Provided data
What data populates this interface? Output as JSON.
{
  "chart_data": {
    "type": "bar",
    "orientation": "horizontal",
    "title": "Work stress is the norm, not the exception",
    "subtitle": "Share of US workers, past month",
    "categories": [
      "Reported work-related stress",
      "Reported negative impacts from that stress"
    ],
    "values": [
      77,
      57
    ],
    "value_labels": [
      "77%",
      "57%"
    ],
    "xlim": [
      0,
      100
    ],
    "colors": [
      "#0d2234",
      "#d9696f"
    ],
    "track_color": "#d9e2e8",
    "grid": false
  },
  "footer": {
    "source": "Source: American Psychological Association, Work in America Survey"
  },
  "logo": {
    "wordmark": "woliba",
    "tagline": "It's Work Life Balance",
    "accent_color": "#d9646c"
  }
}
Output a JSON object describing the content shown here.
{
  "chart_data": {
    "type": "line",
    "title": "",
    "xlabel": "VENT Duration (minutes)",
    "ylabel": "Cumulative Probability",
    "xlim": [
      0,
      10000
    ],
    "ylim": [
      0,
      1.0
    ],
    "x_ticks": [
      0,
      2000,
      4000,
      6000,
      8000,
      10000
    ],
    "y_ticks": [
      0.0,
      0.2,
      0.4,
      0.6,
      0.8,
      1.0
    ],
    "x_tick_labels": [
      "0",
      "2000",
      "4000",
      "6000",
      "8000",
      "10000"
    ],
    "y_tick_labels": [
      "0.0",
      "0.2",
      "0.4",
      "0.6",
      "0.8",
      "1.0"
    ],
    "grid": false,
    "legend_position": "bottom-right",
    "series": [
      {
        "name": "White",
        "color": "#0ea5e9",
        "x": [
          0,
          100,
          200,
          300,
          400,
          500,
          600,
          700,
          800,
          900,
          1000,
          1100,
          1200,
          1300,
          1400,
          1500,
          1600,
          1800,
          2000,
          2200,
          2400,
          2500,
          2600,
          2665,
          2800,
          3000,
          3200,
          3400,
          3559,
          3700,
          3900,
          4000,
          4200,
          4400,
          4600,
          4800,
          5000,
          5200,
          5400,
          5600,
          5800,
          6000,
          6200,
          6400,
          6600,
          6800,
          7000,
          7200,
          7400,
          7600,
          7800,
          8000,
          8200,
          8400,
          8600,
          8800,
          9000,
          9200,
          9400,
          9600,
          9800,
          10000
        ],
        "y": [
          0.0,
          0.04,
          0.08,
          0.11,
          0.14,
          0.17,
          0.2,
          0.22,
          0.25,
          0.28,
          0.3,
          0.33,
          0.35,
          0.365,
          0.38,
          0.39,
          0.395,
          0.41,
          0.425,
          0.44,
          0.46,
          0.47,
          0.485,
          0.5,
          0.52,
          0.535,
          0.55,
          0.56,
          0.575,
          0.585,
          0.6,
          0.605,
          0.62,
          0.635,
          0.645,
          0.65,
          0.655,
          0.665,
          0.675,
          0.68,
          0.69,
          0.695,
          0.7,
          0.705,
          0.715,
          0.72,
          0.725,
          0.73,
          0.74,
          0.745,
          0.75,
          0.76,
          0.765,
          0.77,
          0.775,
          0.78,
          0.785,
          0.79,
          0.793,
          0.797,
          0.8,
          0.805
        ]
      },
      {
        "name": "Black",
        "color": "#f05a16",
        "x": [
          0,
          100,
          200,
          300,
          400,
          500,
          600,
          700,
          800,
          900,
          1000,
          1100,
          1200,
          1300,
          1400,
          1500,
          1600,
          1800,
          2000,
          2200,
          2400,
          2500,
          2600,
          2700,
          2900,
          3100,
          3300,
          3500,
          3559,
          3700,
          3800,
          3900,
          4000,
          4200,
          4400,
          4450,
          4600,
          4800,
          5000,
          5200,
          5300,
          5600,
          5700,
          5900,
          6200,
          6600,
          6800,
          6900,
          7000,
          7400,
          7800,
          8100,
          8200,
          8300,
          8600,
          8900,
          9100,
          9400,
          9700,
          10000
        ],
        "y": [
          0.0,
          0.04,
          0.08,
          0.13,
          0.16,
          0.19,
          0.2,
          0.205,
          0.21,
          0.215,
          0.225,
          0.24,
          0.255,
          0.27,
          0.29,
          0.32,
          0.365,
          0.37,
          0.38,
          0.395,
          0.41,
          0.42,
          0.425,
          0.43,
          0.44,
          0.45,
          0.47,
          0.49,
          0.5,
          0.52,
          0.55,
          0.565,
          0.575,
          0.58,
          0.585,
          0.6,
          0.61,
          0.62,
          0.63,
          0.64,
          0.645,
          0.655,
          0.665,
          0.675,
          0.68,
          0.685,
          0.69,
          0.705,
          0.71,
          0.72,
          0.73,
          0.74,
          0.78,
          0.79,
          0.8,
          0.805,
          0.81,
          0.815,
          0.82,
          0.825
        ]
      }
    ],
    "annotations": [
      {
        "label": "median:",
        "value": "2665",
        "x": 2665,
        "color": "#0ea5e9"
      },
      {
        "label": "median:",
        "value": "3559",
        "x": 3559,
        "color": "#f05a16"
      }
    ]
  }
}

---

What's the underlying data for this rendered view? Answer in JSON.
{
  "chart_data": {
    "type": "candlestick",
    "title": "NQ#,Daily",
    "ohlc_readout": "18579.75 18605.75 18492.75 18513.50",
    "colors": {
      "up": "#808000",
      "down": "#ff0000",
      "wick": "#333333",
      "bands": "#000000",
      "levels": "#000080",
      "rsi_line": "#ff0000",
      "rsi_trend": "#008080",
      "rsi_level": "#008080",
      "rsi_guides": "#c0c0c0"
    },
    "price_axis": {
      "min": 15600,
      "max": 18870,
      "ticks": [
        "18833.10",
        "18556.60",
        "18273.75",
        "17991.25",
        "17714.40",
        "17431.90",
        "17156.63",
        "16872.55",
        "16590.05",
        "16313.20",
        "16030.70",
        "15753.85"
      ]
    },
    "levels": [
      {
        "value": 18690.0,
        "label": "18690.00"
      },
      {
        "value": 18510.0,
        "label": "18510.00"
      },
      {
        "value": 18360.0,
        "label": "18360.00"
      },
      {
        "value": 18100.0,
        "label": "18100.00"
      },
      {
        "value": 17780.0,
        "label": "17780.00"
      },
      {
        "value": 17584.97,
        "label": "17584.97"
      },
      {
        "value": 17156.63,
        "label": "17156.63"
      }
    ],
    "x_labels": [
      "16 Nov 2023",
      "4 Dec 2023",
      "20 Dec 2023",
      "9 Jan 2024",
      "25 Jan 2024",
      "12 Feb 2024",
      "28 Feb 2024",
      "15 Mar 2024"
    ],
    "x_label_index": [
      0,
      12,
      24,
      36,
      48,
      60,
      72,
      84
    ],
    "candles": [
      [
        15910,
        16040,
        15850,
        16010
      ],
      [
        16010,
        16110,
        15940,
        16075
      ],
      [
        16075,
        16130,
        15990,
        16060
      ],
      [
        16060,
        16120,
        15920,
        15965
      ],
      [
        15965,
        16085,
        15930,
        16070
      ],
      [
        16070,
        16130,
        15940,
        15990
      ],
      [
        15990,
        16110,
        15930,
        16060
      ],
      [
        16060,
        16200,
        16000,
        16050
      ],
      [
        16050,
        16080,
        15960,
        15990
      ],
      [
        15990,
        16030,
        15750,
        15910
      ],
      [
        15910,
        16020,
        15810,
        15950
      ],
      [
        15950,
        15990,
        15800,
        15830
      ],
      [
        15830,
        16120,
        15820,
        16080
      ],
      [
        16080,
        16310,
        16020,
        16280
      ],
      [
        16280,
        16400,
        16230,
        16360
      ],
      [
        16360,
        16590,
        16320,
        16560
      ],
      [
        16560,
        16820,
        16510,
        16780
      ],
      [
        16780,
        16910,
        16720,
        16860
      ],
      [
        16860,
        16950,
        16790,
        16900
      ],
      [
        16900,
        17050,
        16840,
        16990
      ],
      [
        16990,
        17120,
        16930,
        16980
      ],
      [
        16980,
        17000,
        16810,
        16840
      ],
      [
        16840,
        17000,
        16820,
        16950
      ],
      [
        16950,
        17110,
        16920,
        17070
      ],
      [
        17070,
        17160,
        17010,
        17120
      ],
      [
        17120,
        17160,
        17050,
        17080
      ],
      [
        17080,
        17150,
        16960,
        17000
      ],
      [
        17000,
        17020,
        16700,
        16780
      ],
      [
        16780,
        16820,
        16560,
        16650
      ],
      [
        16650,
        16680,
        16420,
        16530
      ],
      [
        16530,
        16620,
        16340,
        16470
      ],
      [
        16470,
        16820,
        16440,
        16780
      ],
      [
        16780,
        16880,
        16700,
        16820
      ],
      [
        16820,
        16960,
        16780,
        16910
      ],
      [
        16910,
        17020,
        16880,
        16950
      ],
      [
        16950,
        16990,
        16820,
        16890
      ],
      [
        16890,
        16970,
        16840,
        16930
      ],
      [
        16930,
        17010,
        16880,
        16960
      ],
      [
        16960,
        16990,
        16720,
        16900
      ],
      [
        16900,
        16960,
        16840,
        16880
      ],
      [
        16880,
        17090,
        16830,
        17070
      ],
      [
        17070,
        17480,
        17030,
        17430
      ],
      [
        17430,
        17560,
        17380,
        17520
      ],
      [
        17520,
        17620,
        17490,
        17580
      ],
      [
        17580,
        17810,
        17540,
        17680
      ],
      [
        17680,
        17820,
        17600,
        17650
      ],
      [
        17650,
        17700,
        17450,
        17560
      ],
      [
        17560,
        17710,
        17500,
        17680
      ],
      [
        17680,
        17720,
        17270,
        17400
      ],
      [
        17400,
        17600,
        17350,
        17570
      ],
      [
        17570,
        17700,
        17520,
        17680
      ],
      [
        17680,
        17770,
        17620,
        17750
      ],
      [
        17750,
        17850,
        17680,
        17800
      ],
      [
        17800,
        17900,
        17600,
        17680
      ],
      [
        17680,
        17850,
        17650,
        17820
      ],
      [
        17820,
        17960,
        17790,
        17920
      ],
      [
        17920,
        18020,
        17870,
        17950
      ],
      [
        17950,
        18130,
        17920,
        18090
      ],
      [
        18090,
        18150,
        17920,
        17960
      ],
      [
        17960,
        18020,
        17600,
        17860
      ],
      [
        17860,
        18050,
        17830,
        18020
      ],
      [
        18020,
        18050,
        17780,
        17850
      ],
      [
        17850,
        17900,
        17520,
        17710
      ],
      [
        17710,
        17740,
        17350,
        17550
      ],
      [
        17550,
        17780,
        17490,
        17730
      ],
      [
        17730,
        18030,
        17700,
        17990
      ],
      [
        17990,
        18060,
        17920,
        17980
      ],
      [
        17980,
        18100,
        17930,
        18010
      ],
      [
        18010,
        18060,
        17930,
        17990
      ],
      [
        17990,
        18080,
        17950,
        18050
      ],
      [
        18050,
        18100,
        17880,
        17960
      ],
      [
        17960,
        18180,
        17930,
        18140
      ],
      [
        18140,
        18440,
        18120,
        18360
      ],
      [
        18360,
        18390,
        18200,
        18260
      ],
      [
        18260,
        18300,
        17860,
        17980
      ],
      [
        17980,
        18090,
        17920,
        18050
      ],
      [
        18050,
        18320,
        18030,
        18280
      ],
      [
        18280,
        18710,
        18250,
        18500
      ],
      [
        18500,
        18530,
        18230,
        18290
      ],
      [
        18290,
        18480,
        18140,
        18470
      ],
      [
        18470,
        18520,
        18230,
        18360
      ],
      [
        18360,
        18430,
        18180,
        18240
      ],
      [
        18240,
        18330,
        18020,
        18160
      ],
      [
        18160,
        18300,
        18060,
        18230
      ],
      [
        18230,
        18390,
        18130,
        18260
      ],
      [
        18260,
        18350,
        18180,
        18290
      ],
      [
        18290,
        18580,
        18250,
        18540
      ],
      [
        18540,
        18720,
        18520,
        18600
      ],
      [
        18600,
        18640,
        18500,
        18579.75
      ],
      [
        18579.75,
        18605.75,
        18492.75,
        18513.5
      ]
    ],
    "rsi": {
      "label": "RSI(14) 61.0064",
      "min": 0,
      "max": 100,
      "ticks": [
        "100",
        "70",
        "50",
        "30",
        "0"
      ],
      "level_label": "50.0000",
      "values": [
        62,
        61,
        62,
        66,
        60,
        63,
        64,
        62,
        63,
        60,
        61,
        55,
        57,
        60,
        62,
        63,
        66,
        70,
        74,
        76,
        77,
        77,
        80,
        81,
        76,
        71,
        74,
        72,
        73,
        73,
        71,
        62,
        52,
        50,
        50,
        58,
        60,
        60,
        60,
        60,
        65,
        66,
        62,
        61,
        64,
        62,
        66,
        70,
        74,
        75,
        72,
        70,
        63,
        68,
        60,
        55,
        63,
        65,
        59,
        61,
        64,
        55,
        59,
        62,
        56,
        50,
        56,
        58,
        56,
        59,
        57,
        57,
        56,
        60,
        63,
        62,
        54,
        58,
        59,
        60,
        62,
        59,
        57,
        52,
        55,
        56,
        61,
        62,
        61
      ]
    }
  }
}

What is needed
Copy out each line in the listing that has the word "type".

Solution to this task
    "type": "bar",
    "type": "line",
    "type": "candlestick",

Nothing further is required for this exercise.